__Written request__: Tally up the lines carrying the string "шрот" and respond with only the resulting number.

[Excerpt from a dataset]
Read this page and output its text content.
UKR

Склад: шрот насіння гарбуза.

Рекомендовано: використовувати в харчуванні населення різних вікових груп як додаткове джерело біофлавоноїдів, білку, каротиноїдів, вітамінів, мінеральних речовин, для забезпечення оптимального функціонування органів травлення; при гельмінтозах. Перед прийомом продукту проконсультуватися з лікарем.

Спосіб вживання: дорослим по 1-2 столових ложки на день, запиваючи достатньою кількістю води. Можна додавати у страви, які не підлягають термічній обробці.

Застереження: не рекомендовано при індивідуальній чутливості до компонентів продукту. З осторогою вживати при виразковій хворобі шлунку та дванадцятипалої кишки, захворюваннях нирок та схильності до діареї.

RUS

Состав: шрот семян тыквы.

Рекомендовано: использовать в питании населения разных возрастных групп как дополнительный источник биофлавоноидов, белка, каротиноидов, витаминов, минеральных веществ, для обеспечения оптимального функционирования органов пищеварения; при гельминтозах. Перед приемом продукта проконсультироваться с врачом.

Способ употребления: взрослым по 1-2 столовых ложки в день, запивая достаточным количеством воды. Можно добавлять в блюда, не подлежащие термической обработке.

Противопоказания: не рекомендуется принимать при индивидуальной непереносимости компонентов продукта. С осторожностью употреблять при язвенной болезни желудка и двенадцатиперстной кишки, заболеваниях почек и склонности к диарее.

__Answer for the task__: 2